• Directions for this task
Go through the data below. Pull out every line that has the word "tente".

╭─ Given entries

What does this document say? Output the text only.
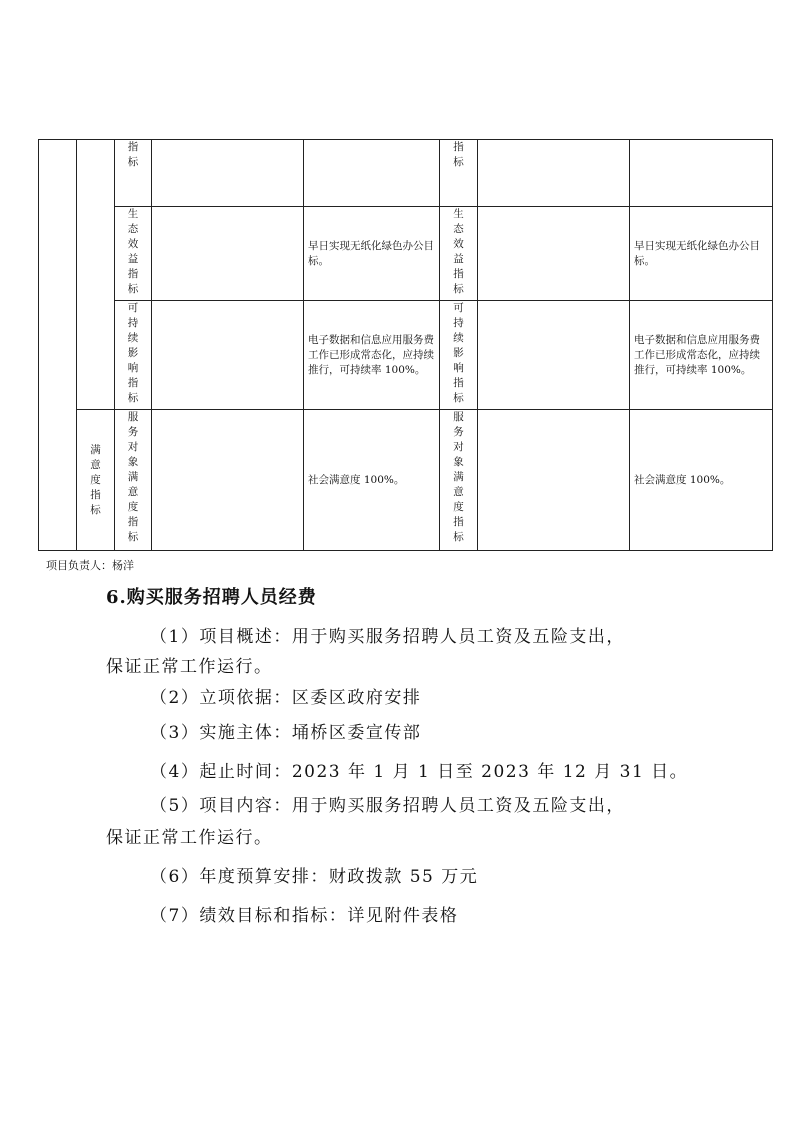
		指标			指标		

		生态效益指标		早日实现无纸化绿色办公目标。	生态效益指标		早日实现无纸化绿色办公目标。

		可持续影响指标		电子数据和信息应用服务费工作已形成常态化，应持续推行，可持续率 100%。	可持续影响指标		电子数据和信息应用服务费工作已形成常态化，应持续推行，可持续率 100%。

	满意度指标	服务对象满意度指标		社会满意度 100%。	服务对象满意度指标		社会满意度 100%。
项目负责人：杨洋
6.购买服务招聘人员经费
（1）项目概述：用于购买服务招聘人员工资及五险支出，
保证正常工作运行。
（2）立项依据：区委区政府安排
（3）实施主体：埇桥区委宣传部
（4）起止时间：2023 年 1 月 1 日至 2023 年 12 月 31 日。
（5）项目内容：用于购买服务招聘人员工资及五险支出，
保证正常工作运行。
（6）年度预算安排：财政拨款 55 万元
（7）绩效目标和指标：详见附件表格
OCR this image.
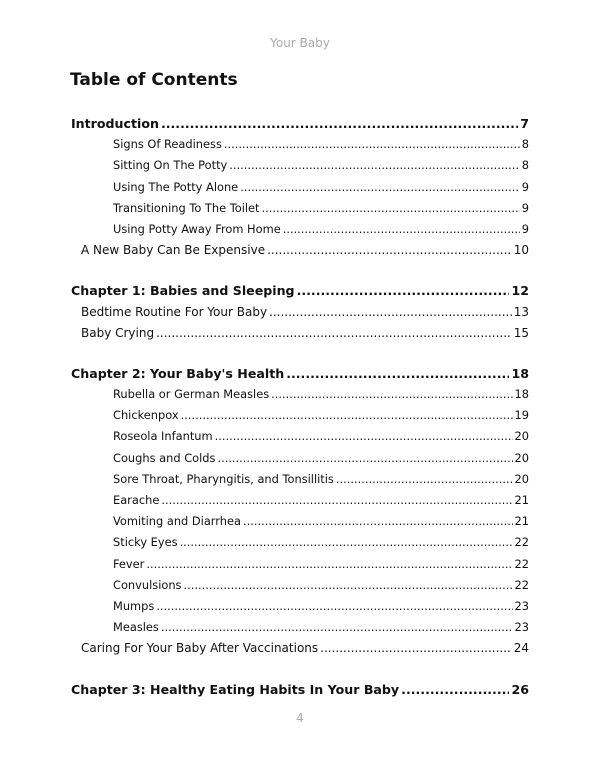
Your Baby
Table of Contents
Introduction .....	7
Signs Of Readiness .....	8
Sitting On The Potty .....	8
Using The Potty Alone .....	9
Transitioning To The Toilet .....	9
Using Potty Away From Home .....	9
A New Baby Can Be Expensive .....	10
Chapter 1: Babies and Sleeping .....	12
Bedtime Routine For Your Baby .....	13
Baby Crying .....	15
Chapter 2: Your Baby's Health .....	18
Rubella or German Measles .....	18
Chickenpox .....	19
Roseola Infantum .....	20
Coughs and Colds .....	20
Sore Throat, Pharyngitis, and Tonsillitis .....	20
Earache .....	21
Vomiting and Diarrhea .....	21
Sticky Eyes .....	22
Fever .....	22
Convulsions .....	22
Mumps .....	23
Measles .....	23
Caring For Your Baby After Vaccinations .....	24
Chapter 3: Healthy Eating Habits In Your Baby .....	26
4
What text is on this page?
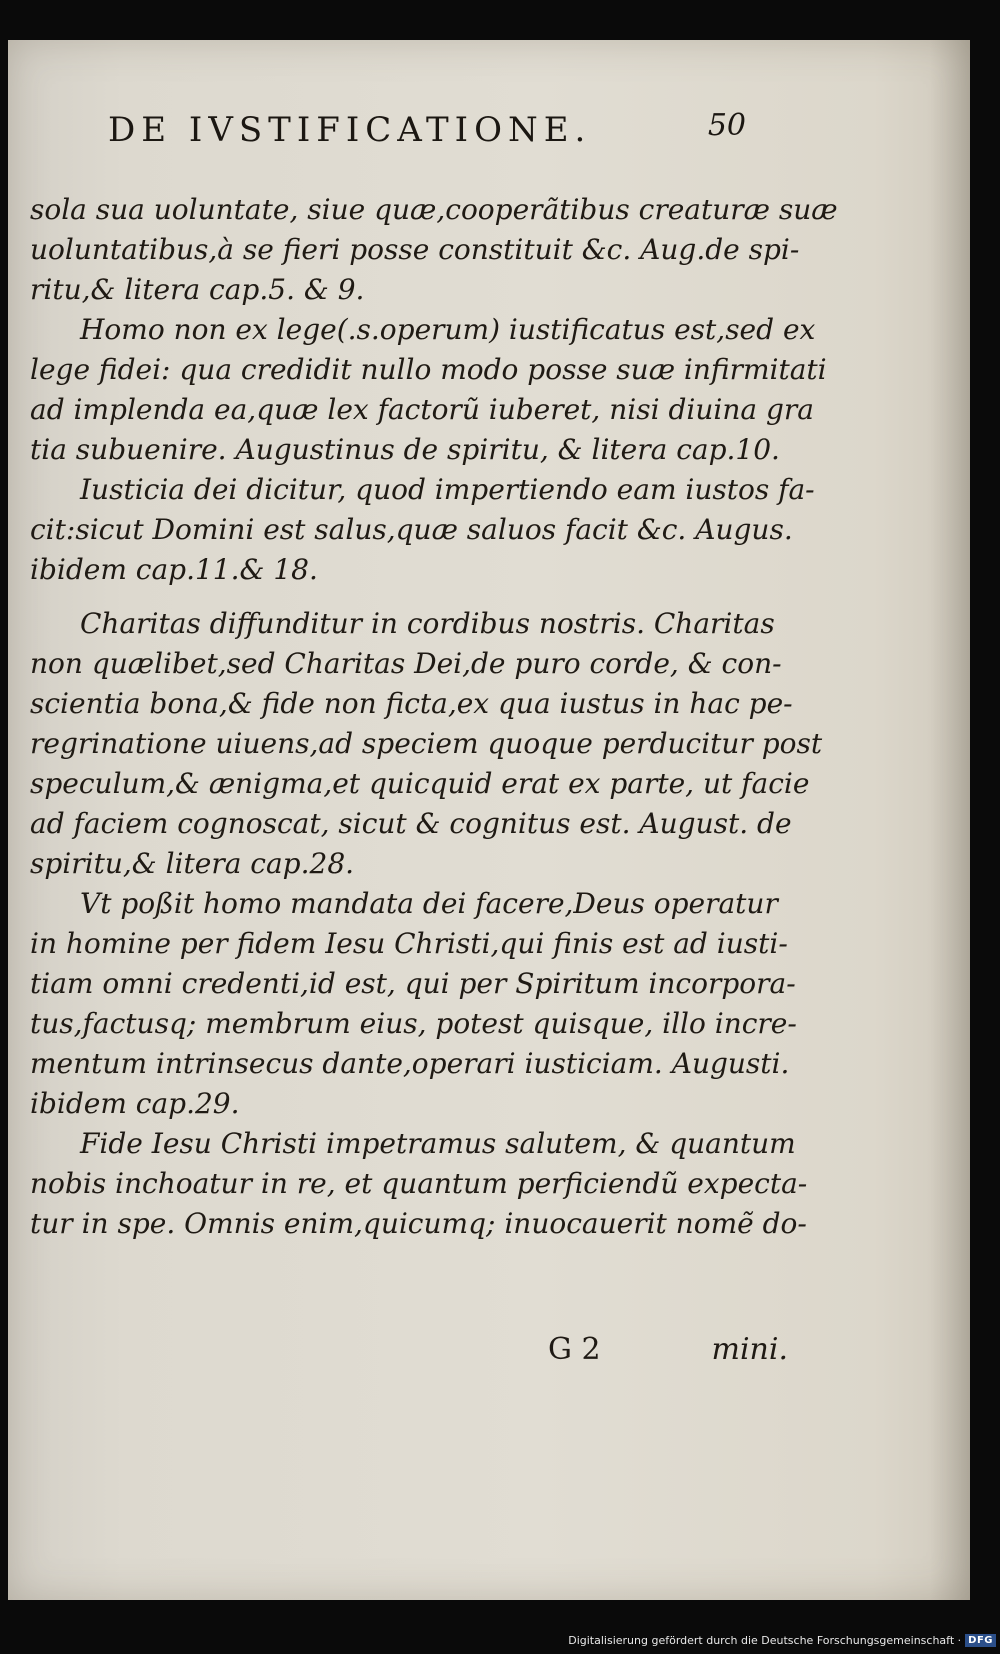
DE IVSTIFICATIONE.	50
sola sua uoluntate, siue quæ,cooperãtibus creaturæ suæ
uoluntatibus,à se fieri posse constituit &c. Aug.de spi-
ritu,& litera cap.5. & 9.
Homo non ex lege(.s.operum) iustificatus est,sed ex
lege fidei: qua credidit nullo modo posse suæ infirmitati
ad implenda ea,quæ lex factorũ iuberet, nisi diuina gra
tia subuenire. Augustinus de spiritu, & litera cap.10.
Iusticia dei dicitur, quod impertiendo eam iustos fa-
cit:sicut Domini est salus,quæ saluos facit &c. Augus.
ibidem cap.11.& 18.
Charitas diffunditur in cordibus nostris. Charitas
non quælibet,sed Charitas Dei,de puro corde, & con-
scientia bona,& fide non ficta,ex qua iustus in hac pe-
regrinatione uiuens,ad speciem quoque perducitur post
speculum,& ænigma,et quicquid erat ex parte, ut facie
ad faciem cognoscat, sicut & cognitus est. August. de
spiritu,& litera cap.28.
Vt poßit homo mandata dei facere,Deus operatur
in homine per fidem Iesu Christi,qui finis est ad iusti-
tiam omni credenti,id est, qui per Spiritum incorpora-
tus,factusq; membrum eius, potest quisque, illo incre-
mentum intrinsecus dante,operari iusticiam. Augusti.
ibidem cap.29.
Fide Iesu Christi impetramus salutem, & quantum
nobis inchoatur in re, et quantum perficiendũ expecta-
tur in spe. Omnis enim,quicumq; inuocauerit nomẽ do-
G 2	mini.
Digitalisierung gefördert durch die Deutsche Forschungsgemeinschaft · DFG
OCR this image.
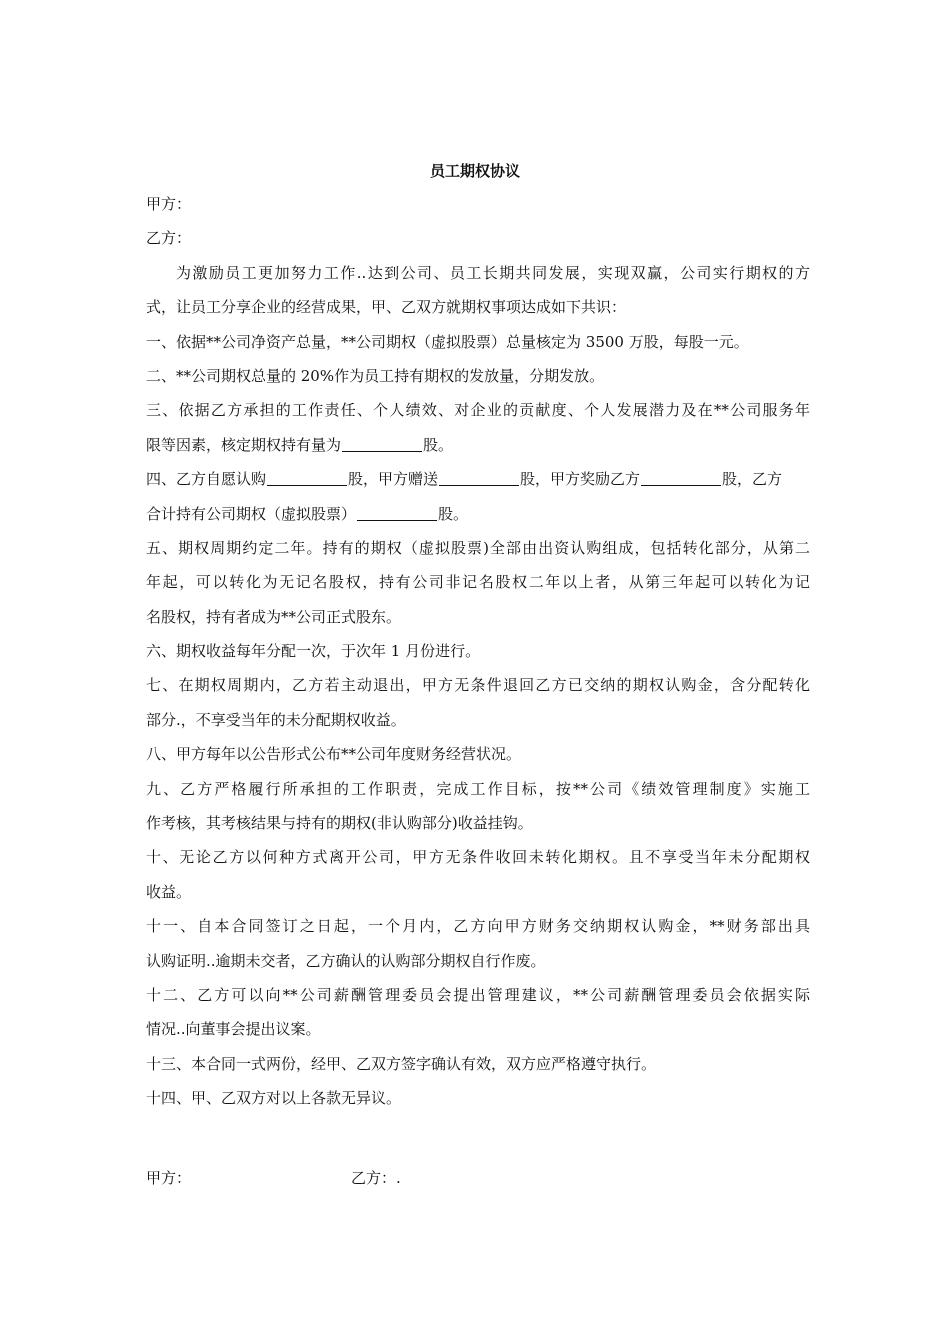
员工期权协议
甲方：
乙方：
为激励员工更加努力工作..达到公司、员工长期共同发展，实现双赢，公司实行期权的方
式，让员工分享企业的经营成果，甲、乙双方就期权事项达成如下共识：
一、依据**公司净资产总量，**公司期权（虚拟股票）总量核定为 3500 万股，每股一元。
二、**公司期权总量的 20%作为员工持有期权的发放量，分期发放。
三、依据乙方承担的工作责任、个人绩效、对企业的贡献度、个人发展潜力及在**公司服务年
限等因素，核定期权持有量为	股。
四、乙方自愿认购	股，甲方赠送	股，甲方奖励乙方	股，乙方
合计持有公司期权（虚拟股票）	股。
五、期权周期约定二年。持有的期权（虚拟股票)全部由出资认购组成，包括转化部分，从第二
年起，可以转化为无记名股权，持有公司非记名股权二年以上者，从第三年起可以转化为记
名股权，持有者成为**公司正式股东。
六、期权收益每年分配一次，于次年 1 月份进行。
七、在期权周期内，乙方若主动退出，甲方无条件退回乙方已交纳的期权认购金，含分配转化
部分.，不享受当年的未分配期权收益。
八、甲方每年以公告形式公布**公司年度财务经营状况。
九、乙方严格履行所承担的工作职责，完成工作目标，按**公司《绩效管理制度》实施工
作考核，其考核结果与持有的期权(非认购部分)收益挂钩。
十、无论乙方以何种方式离开公司，甲方无条件收回未转化期权。且不享受当年未分配期权
收益。
十一、自本合同签订之日起，一个月内，乙方向甲方财务交纳期权认购金，**财务部出具
认购证明..逾期未交者，乙方确认的认购部分期权自行作废。
十二、乙方可以向**公司薪酬管理委员会提出管理建议，**公司薪酬管理委员会依据实际
情况..向董事会提出议案。
十三、本合同一式两份，经甲、乙双方签字确认有效，双方应严格遵守执行。
十四、甲、乙双方对以上各款无异议。
甲方：	乙方：.
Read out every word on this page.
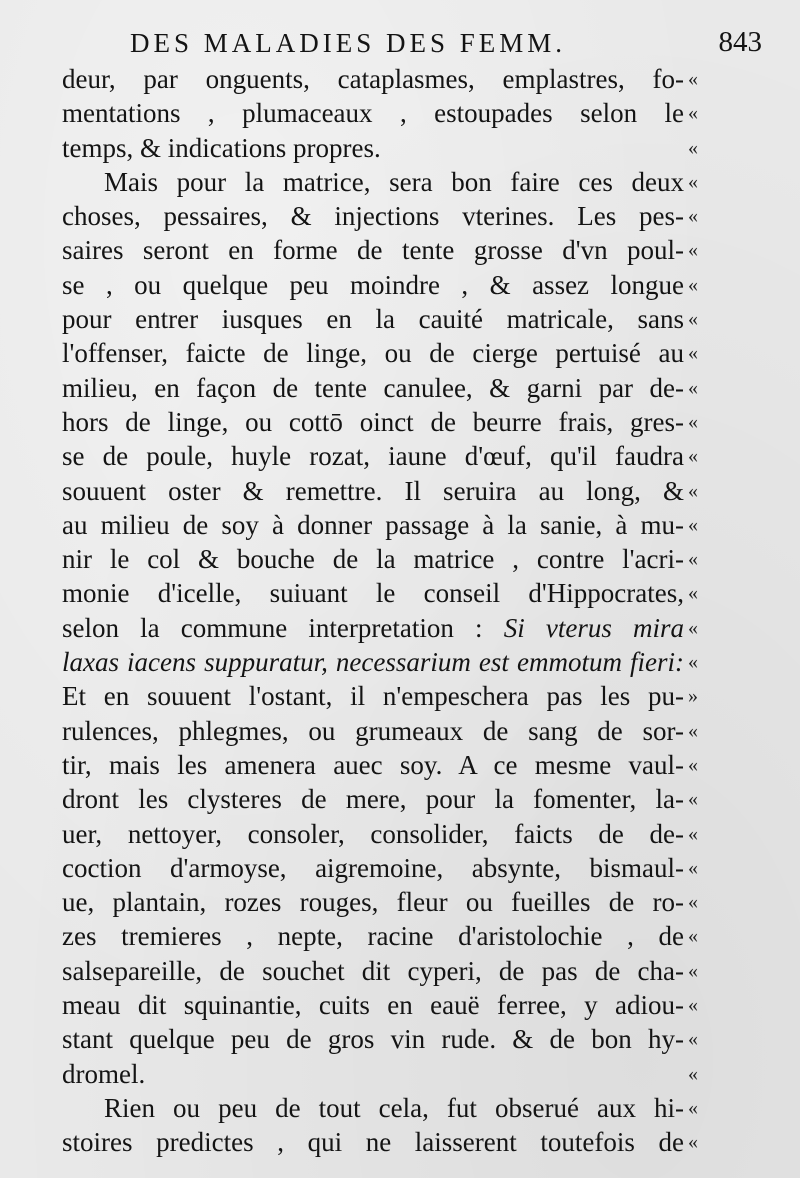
DES MALADIES DES FEMM.	843
deur, par onguents, cataplasmes, emplastres, fo-
mentations , plumaceaux , estoupades selon le
temps, & indications propres.
Mais pour la matrice, sera bon faire ces deux
choses, pessaires, & injections vterines. Les pes-
saires seront en forme de tente grosse d'vn poul-
se , ou quelque peu moindre , & assez longue
pour entrer iusques en la cauité matricale, sans
l'offenser, faicte de linge, ou de cierge pertuisé au
milieu, en façon de tente canulee, & garni par de-
hors de linge, ou cottō oinct de beurre frais, gres-
se de poule, huyle rozat, iaune d'œuf, qu'il faudra
souuent oster & remettre. Il seruira au long, &
au milieu de soy à donner passage à la sanie, à mu-
nir le col & bouche de la matrice , contre l'acri-
monie d'icelle, suiuant le conseil d'Hippocrates,
selon la commune interpretation : Si vterus mira
laxas iacens suppuratur, necessarium est emmotum fieri:
Et en souuent l'ostant, il n'empeschera pas les pu-
rulences, phlegmes, ou grumeaux de sang de sor-
tir, mais les amenera auec soy. A ce mesme vaul-
dront les clysteres de mere, pour la fomenter, la-
uer, nettoyer, consoler, consolider, faicts de de-
coction d'armoyse, aigremoine, absynte, bismaul-
ue, plantain, rozes rouges, fleur ou fueilles de ro-
zes tremieres , nepte, racine d'aristolochie , de
salsepareille, de souchet dit cyperi, de pas de cha-
meau dit squinantie, cuits en eauë ferree, y adiou-
stant quelque peu de gros vin rude. & de bon hy-
dromel.
Rien ou peu de tout cela, fut obserué aux hi-
stoires predictes , qui ne laisserent toutefois de
«
«
«
«
«
«
«
«
«
«
«
«
«
«
«
«
«
«
»
«
«
«
«
«
«
«
«
«
«
«
«
«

╰─

• Task result
saires seront en forme de tente grosse d'vn poul-
milieu, en façon de tente canulee, & garni par de-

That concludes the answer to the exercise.